**Provided material:**
##############################

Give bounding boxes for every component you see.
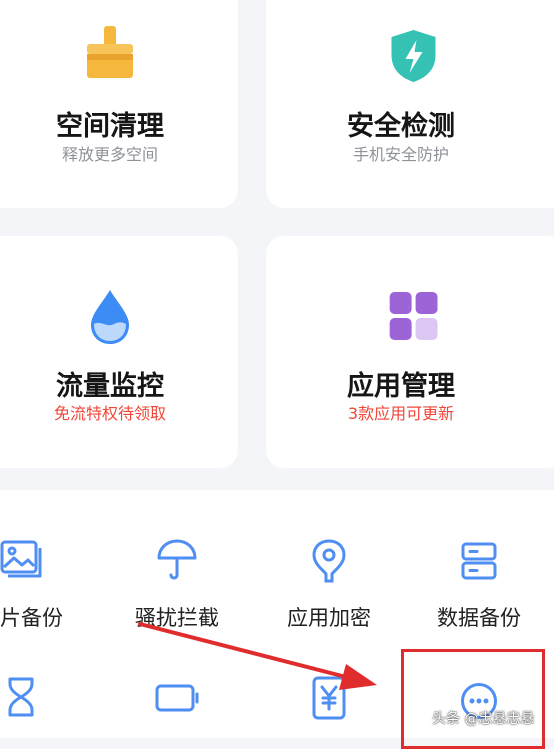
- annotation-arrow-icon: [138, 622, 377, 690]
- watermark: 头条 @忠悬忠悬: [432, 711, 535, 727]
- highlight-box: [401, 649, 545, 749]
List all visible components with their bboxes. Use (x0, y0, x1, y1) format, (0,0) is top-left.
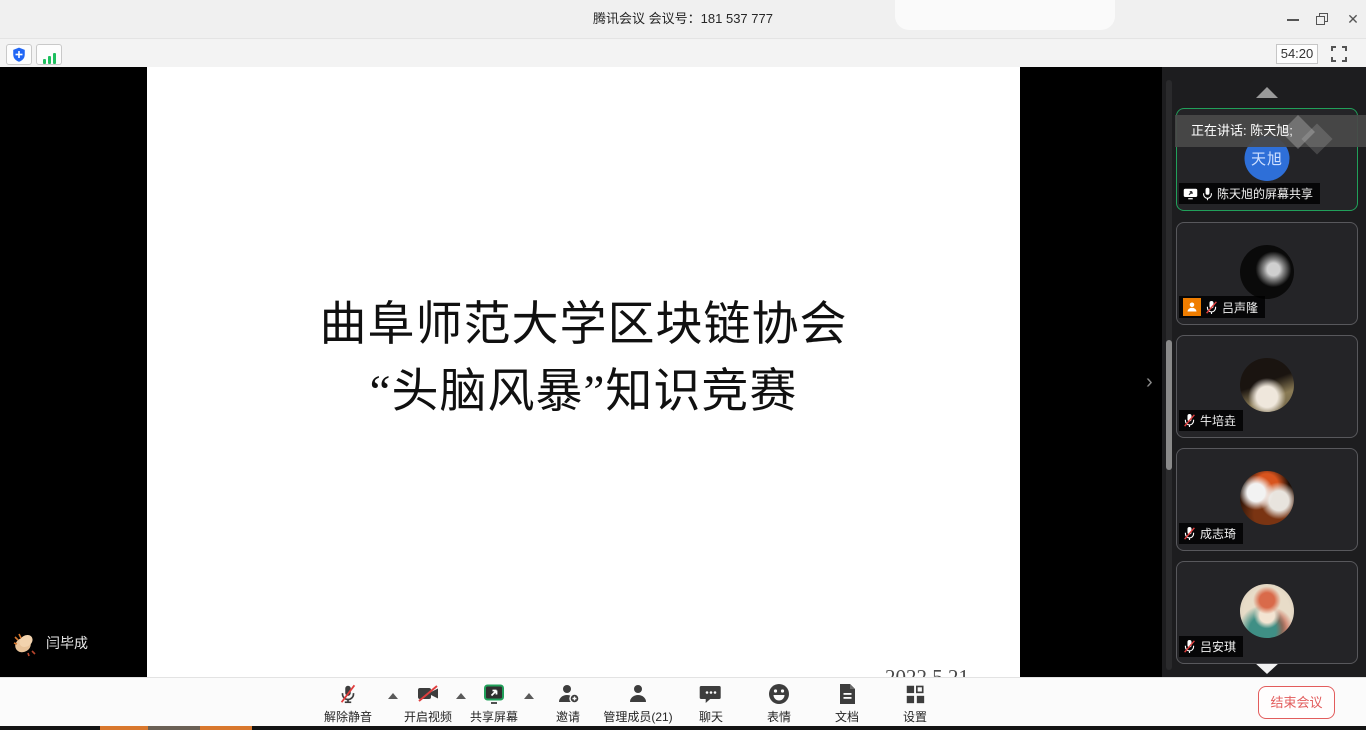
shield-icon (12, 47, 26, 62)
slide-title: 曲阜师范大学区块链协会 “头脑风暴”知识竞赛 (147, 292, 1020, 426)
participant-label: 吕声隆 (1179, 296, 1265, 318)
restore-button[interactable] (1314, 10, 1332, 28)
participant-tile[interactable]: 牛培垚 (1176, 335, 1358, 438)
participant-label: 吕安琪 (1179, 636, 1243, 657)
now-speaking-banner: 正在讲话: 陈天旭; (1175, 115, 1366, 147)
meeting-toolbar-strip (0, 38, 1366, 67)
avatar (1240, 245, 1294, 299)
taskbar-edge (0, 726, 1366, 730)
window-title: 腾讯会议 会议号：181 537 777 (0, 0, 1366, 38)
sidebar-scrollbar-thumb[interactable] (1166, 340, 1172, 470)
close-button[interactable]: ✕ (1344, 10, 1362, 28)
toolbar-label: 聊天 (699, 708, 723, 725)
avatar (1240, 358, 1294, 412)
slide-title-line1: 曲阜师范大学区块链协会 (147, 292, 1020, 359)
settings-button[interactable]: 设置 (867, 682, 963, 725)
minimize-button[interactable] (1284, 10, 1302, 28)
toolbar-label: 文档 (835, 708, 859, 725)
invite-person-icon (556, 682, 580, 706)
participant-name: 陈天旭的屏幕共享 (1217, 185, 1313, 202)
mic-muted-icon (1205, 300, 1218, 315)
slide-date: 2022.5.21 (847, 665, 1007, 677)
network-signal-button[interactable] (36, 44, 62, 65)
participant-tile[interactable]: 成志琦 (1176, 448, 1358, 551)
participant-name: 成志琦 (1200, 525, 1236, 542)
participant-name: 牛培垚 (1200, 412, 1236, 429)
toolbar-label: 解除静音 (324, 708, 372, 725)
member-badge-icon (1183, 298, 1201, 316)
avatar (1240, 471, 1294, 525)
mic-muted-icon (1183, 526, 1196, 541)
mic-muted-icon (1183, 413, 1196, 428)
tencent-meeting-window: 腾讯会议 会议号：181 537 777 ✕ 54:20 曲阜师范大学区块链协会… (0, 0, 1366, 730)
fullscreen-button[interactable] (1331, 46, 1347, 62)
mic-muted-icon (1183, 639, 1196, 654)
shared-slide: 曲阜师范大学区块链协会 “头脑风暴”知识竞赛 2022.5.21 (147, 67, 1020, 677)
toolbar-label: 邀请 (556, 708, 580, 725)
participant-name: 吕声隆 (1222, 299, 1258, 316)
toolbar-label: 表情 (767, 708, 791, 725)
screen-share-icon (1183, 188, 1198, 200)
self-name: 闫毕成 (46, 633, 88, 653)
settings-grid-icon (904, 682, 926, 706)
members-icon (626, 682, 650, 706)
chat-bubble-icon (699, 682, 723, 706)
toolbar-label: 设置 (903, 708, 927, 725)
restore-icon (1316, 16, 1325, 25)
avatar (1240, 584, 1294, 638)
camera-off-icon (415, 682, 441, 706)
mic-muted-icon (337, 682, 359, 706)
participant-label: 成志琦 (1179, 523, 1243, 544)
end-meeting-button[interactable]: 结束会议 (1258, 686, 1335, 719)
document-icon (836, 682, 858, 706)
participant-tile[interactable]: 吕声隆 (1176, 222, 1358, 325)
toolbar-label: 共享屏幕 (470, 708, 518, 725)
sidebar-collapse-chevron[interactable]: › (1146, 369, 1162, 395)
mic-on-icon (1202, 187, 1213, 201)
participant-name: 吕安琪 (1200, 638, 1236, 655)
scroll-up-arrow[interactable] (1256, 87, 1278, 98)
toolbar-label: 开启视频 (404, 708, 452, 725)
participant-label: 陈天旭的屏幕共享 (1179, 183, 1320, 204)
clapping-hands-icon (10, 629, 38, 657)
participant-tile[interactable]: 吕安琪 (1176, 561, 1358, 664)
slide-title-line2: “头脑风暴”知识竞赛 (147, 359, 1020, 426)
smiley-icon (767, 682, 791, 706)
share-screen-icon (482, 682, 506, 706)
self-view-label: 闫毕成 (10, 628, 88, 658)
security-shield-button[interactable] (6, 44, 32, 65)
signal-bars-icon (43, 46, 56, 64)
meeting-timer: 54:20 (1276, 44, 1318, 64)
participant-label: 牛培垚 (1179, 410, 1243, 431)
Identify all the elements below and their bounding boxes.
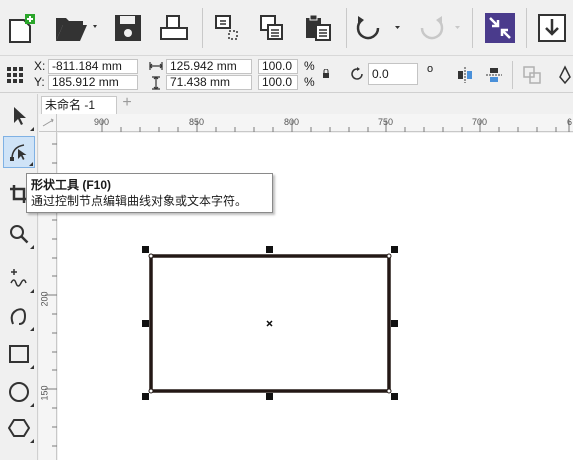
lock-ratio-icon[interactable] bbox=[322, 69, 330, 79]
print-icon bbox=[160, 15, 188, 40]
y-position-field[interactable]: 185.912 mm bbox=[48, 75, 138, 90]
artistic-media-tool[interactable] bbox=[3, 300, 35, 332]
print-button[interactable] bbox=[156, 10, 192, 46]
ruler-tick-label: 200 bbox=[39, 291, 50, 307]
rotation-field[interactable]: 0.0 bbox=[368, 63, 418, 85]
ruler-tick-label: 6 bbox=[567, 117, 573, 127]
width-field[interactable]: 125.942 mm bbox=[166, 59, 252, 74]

##############################

**What to produce:** Copy all of the data above word for word, leaving out the pictures.

**Worked solution:**
Give bounding boxes for every component you see.
- annotation-arrow-icon: [138, 622, 377, 690]
- watermark: 头条 @忠悬忠悬: [432, 711, 535, 727]
- highlight-box: [401, 649, 545, 749]
List all visible components with their bboxes. Use (x0, y0, x1, y1) format, (0,0) is top-left.
shield-icon (12, 47, 26, 62)
slide-title: 曲阜师范大学区块链协会 “头脑风暴”知识竞赛 (147, 292, 1020, 426)
participant-label: 吕声隆 (1179, 296, 1265, 318)
restore-button[interactable] (1314, 10, 1332, 28)
participant-tile[interactable]: 牛培垚 (1176, 335, 1358, 438)
participant-label: 吕安琪 (1179, 636, 1243, 657)
now-speaking-banner: 正在讲话: 陈天旭; (1175, 115, 1366, 147)
meeting-toolbar-strip (0, 38, 1366, 67)
avatar (1240, 245, 1294, 299)
taskbar-edge (0, 726, 1366, 730)
window-title: 腾讯会议 会议号：181 537 777 (0, 0, 1366, 38)
sidebar-scrollbar-thumb[interactable] (1166, 340, 1172, 470)
close-button[interactable]: ✕ (1344, 10, 1362, 28)
toolbar-label: 聊天 (699, 708, 723, 725)
avatar (1240, 358, 1294, 412)
slide-title-line1: 曲阜师范大学区块链协会 (147, 292, 1020, 359)
settings-button[interactable]: 设置 (867, 682, 963, 725)
minimize-button[interactable] (1284, 10, 1302, 28)
toolbar-label: 文档 (835, 708, 859, 725)
invite-person-icon (556, 682, 580, 706)
participant-name: 陈天旭的屏幕共享 (1217, 185, 1313, 202)
mic-muted-icon (1205, 300, 1218, 315)
slide-date: 2022.5.21 (847, 665, 1007, 677)
network-signal-button[interactable] (36, 44, 62, 65)
participant-tile[interactable]: 成志琦 (1176, 448, 1358, 551)
participant-name: 成志琦 (1200, 525, 1236, 542)
participant-name: 牛培垚 (1200, 412, 1236, 429)
toolbar-label: 解除静音 (324, 708, 372, 725)
member-badge-icon (1183, 298, 1201, 316)
avatar (1240, 471, 1294, 525)
mic-muted-icon (1183, 526, 1196, 541)
mic-muted-icon (1183, 413, 1196, 428)
tencent-meeting-window: 腾讯会议 会议号：181 537 777 ✕ 54:20 曲阜师范大学区块链协会… (0, 0, 1366, 730)
fullscreen-button[interactable] (1331, 46, 1347, 62)
mic-muted-icon (1183, 639, 1196, 654)
shared-slide: 曲阜师范大学区块链协会 “头脑风暴”知识竞赛 2022.5.21 (147, 67, 1020, 677)
toolbar-label: 邀请 (556, 708, 580, 725)
participant-name: 吕声隆 (1222, 299, 1258, 316)
toolbar-label: 表情 (767, 708, 791, 725)
screen-share-icon (1183, 188, 1198, 200)
self-name: 闫毕成 (46, 633, 88, 653)
settings-grid-icon (904, 682, 926, 706)
members-icon (626, 682, 650, 706)
chat-bubble-icon (699, 682, 723, 706)
toolbar-label: 设置 (903, 708, 927, 725)
restore-icon (1316, 16, 1325, 25)
avatar (1240, 584, 1294, 638)
camera-off-icon (415, 682, 441, 706)
mic-muted-icon (337, 682, 359, 706)
participant-label: 成志琦 (1179, 523, 1243, 544)
end-meeting-button[interactable]: 结束会议 (1258, 686, 1335, 719)
document-icon (836, 682, 858, 706)
participant-tile[interactable]: 吕声隆 (1176, 222, 1358, 325)
toolbar-label: 共享屏幕 (470, 708, 518, 725)
sidebar-collapse-chevron[interactable]: › (1146, 369, 1162, 395)
mic-on-icon (1202, 187, 1213, 201)
participant-name: 吕安琪 (1200, 638, 1236, 655)
scroll-up-arrow[interactable] (1256, 87, 1278, 98)
toolbar-label: 开启视频 (404, 708, 452, 725)
participant-label: 陈天旭的屏幕共享 (1179, 183, 1320, 204)
clapping-hands-icon (10, 629, 38, 657)
participant-tile[interactable]: 吕安琪 (1176, 561, 1358, 664)
slide-title-line2: “头脑风暴”知识竞赛 (147, 359, 1020, 426)
smiley-icon (767, 682, 791, 706)
share-screen-icon (482, 682, 506, 706)
self-view-label: 闫毕成 (10, 628, 88, 658)
security-shield-button[interactable] (6, 44, 32, 65)
signal-bars-icon (43, 46, 56, 64)
meeting-timer: 54:20 (1276, 44, 1318, 64)
participant-label: 牛培垚 (1179, 410, 1243, 431)
Identify all the elements below and their bounding boxes.
lock-ratio-icon[interactable] bbox=[322, 69, 330, 79]
print-icon bbox=[160, 15, 188, 40]
y-position-field[interactable]: 185.912 mm bbox=[48, 75, 138, 90]
artistic-media-tool[interactable] bbox=[3, 300, 35, 332]
print-button[interactable] bbox=[156, 10, 192, 46]
ruler-tick-label: 200 bbox=[39, 291, 50, 307]
rotation-field[interactable]: 0.0 bbox=[368, 63, 418, 85]
ruler-tick-label: 6 bbox=[567, 117, 573, 127]
width-field[interactable]: 125.942 mm bbox=[166, 59, 252, 74]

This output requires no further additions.